◆ **Texto fornecido**
>>

Ted Lasso marca um gol olímpico

Cena da série Ted Lasso. Na cena, vemos pessoas olhando para a frente com cara de assustados. No centro e em destaque está Ted Lasso, um homem branco, de cabelos castanhos e bigode grosso. Ele usa um moletom preto e tem um semblante surpreso e triste. À esquerda está Nathan, mais baixo que Lasso, homem de pele marrom e cabelos pretos. À direita está Beard, com cavanhaque castanho claro, boné azul e a boca aberta em sinal de surpresa. Ao fundo, vemos mais uma porção de pessoas espantadas, a cena se passa logo na beira do gramado de um jogo de futebol.
Tão rara como a bola que parte do escanteio e acaba no fundo das redes, Ted Lasso é uma em um milhão, uma série cheia de coração e bem-estar (Foto: Reprodução)

Vitor Evangelista

Não é sempre que uma comédia esportiva consegue sair dos dramas de seu nicho e conquistar a grande audiência. O costumeiro é que as histórias se restrinjam aos jargões do gênero, repetindo estereótipos sexistas. Ted Lasso, original da Apple TV+, dribla todos esses problemas e marca um golaço. Jason Sudeikis protagoniza as aventuras de um treinador de futebol americano que se muda para o Reino Unido a fim de comandar uma equipe da Premier League. O problema? Ele não manja nada do futebol convencional.

<<

◆ **Trabalho pedido**
(1) Reescreva de forma mais curta o parágrafo do texto sobre Ted Lasso que começa com "Não é sempre que uma comédia esportiva", mantendo os fatos principais.
(2) Escreva a continuação do texto sobre Ted Lasso a partir da última frase apresentada.
A listagem vem de uma fonte diferente do texto sobre Ted Lasso.

◆ **Dados disponíveis**
>>

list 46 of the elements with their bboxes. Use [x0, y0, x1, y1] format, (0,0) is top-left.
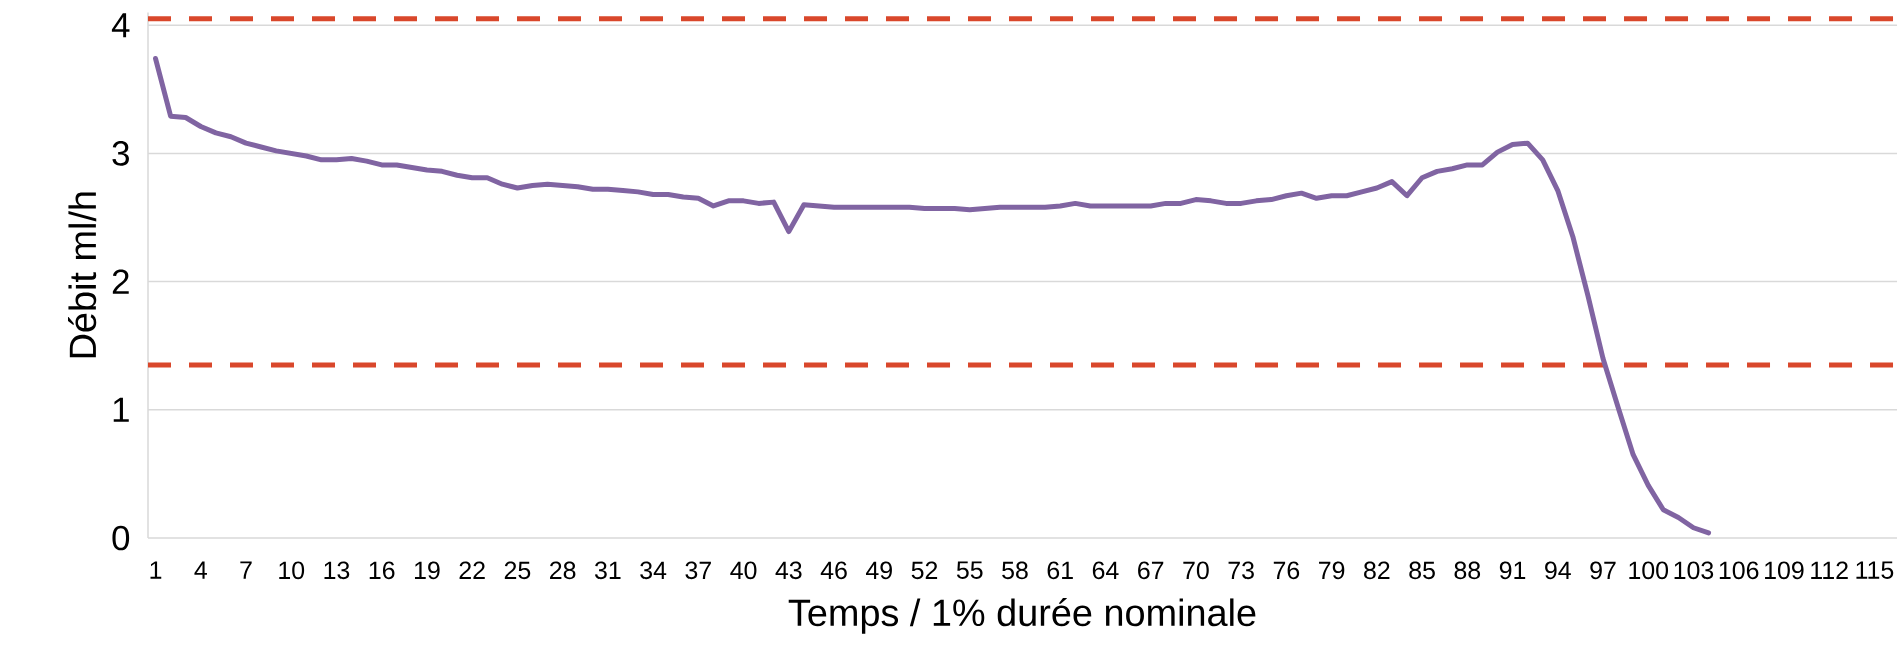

<<

◆ **Resultados por tarefa**
(1) Comédias esportivas raramente saem do nicho e conquistam o grande público, pois costumam se prender aos jargões do gênero e repetir estereótipos sexistas. Ted Lasso, original da Apple TV+, evita esses problemas. Nela, Jason Sudeikis vive um treinador de futebol americano que se muda para o Reino Unido para comandar uma equipe da Premier League, mas não entende nada do futebol convencional.

(2)
O choque cultural desencadeado por Ted Lasso é o primeiro fator de ignição do seriado, que chegou ao streaming no fim de 2020 e é candidato forte aos prêmios de Comédia do Emmy 2021. O otimismo do yankee conflita com a frieza e o calculismo dos londrinos, e o bom humor que Lasso emprega em seu comportamento ganha o espectador logo no seu desembarque na Terra da Rainha. Afável, sentimental e empático como ninguém, o protagonista ilumina e aquece os ambientes que habita.

Assistir, no contexto político-social de 2020, alguém tão leve e querido, é um presente e tanto dos criadores de Ted Lasso. De fato, o personagem não é novo no pedaço: essa persona falastrona e desbocada surgiu na NBC como uma sketch cômica. Sudeikis, então, ao lado do showrunner Bill Lawrence, desenvolveu a ideia para um programa próprio, mas o ator sabia que, para sustentar uma temporada de dez episódios, Lasso precisaria de mais do que uma porção de gírias da área.

Cena da série Ted Lasso. Na cena, vemos Ted Lasso em destaque, sorrindo e com um olhar confiante. Ele é um homem branco, de cabelos castanhos e bigode grosso, usando camisa azul clara e por cima um suéter azul mais escuro. Ao fundo e desfocado está Beard, um homem branco, de cavanhaque castanho claro e boné azul, de braços cruzados.
Jason Sudeikis já fez parte do Saturday Night Live e, assim como a maioria dos comediantes, deixou o programa para focar em trabalhos individuais (Foto: Reprodução)

Entra em cena a liberdade criativa que a Apple TV+ deu aos desenvolvedores do show. Primeiro de tudo, eles poderiam usar o CT de um clube real de Londres, o que era benéfico ao quadrado, tanto por dar mais vitalidade aos cenários, quanto por imergir o elenco naquela rotina esportiva, começando pelos vestiários suados até o brilhoso campo verde onde, independente do porquê, não pode pisar na grama!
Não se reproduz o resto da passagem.